# [Material for the task]
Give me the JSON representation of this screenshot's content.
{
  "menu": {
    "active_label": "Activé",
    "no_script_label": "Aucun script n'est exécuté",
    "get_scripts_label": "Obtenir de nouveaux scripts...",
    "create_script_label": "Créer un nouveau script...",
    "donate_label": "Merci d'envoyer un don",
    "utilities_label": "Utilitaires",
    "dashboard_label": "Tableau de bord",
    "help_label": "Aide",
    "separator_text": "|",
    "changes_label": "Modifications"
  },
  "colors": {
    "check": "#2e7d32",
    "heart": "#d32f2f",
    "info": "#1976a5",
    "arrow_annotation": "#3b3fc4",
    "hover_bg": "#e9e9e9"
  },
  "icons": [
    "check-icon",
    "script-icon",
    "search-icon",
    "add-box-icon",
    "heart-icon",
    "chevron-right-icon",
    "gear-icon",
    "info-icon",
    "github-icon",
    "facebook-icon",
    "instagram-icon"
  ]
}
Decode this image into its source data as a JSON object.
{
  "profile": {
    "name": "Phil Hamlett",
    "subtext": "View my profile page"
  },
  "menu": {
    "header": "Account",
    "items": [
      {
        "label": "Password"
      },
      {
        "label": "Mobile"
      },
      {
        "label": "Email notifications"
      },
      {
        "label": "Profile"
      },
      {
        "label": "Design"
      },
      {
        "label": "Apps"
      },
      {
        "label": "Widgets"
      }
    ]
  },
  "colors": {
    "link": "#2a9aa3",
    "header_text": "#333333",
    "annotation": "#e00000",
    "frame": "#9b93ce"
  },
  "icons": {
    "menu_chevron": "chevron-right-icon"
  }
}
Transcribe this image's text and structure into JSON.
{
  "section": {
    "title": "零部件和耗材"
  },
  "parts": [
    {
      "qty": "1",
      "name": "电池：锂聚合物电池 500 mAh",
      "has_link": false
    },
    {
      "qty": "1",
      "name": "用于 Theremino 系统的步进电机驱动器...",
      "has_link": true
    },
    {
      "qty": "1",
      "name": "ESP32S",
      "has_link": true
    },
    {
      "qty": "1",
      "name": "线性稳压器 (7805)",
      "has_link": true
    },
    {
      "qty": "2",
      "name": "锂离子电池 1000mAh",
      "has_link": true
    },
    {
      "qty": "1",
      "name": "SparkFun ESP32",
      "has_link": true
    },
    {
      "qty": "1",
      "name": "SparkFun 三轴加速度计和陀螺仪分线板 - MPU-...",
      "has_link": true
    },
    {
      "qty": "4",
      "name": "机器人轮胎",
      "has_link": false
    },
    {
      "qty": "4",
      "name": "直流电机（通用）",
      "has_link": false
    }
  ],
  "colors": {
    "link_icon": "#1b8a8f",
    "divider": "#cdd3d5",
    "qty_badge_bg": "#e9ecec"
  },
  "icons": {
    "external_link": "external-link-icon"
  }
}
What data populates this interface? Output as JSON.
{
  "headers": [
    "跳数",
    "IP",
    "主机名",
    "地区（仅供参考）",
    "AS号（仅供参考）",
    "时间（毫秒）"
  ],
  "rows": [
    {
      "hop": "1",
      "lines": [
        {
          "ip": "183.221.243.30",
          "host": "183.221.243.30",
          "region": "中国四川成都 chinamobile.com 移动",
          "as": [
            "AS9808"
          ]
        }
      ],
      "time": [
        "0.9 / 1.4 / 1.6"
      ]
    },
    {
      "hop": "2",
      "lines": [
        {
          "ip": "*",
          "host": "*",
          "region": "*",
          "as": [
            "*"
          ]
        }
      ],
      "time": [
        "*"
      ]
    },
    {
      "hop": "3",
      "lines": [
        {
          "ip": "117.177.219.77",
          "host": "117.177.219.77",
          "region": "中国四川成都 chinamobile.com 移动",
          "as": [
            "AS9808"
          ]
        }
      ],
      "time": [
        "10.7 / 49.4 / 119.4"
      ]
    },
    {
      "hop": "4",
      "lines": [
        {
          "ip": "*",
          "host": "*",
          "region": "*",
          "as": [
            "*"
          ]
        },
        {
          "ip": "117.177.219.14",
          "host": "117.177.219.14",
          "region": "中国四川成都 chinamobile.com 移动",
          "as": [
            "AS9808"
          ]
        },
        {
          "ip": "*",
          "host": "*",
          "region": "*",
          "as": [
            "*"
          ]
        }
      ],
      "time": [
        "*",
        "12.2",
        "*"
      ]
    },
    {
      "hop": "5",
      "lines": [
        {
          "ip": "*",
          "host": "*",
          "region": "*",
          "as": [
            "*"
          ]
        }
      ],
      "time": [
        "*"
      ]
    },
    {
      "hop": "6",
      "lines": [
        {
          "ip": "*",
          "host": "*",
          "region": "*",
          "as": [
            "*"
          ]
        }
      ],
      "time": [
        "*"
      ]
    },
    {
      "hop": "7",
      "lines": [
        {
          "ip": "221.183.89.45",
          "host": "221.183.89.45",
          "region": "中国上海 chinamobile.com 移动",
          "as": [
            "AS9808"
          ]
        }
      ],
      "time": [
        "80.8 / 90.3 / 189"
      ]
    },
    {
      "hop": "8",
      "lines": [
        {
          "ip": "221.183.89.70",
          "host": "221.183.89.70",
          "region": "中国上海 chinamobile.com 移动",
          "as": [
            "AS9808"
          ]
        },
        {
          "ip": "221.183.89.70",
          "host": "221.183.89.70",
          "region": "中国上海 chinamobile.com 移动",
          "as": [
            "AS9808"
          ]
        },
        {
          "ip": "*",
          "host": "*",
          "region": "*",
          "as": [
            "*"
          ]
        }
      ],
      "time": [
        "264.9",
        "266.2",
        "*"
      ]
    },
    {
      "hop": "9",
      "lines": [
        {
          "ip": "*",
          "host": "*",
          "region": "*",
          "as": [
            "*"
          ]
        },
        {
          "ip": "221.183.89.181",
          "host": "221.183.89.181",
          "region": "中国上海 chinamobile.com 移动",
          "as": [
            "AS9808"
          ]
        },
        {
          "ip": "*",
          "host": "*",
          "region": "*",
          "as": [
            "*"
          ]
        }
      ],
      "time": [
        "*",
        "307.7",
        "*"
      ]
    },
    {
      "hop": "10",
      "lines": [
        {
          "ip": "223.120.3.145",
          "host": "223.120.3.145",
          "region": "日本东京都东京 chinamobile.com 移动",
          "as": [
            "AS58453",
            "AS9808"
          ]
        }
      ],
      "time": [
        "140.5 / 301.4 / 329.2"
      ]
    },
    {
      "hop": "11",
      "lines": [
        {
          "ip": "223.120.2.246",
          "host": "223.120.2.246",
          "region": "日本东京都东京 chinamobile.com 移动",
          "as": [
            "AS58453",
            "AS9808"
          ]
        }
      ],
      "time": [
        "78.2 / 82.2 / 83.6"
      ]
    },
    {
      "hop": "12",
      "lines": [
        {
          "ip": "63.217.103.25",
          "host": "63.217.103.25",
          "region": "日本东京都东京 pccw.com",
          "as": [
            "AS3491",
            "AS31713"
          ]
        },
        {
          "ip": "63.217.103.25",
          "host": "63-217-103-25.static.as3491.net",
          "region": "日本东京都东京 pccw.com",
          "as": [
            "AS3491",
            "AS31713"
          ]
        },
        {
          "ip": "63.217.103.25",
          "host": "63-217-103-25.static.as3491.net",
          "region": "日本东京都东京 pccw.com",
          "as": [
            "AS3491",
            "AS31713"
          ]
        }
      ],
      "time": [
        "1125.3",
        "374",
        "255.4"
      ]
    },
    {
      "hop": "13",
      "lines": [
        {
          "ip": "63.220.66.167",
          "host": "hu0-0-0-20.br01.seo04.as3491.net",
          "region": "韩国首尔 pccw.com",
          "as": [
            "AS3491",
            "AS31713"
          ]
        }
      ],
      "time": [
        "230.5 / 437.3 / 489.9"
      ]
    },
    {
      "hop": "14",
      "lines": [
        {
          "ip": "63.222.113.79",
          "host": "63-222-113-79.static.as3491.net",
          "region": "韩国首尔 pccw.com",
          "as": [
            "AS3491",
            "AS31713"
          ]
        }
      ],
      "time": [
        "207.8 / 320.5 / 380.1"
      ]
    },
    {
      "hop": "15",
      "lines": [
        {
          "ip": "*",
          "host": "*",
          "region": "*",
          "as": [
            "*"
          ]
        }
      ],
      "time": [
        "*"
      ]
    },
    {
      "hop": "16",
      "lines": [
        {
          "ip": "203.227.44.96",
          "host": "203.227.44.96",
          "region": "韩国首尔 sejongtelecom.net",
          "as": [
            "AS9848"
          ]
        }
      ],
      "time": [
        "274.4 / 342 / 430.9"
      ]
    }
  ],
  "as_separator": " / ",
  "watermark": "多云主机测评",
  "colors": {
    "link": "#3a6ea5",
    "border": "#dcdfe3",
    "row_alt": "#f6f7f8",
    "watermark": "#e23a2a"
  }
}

# [Task objective]
Report only the number of lines that hold the string "JSON" in this listing.

# [Solution below]
4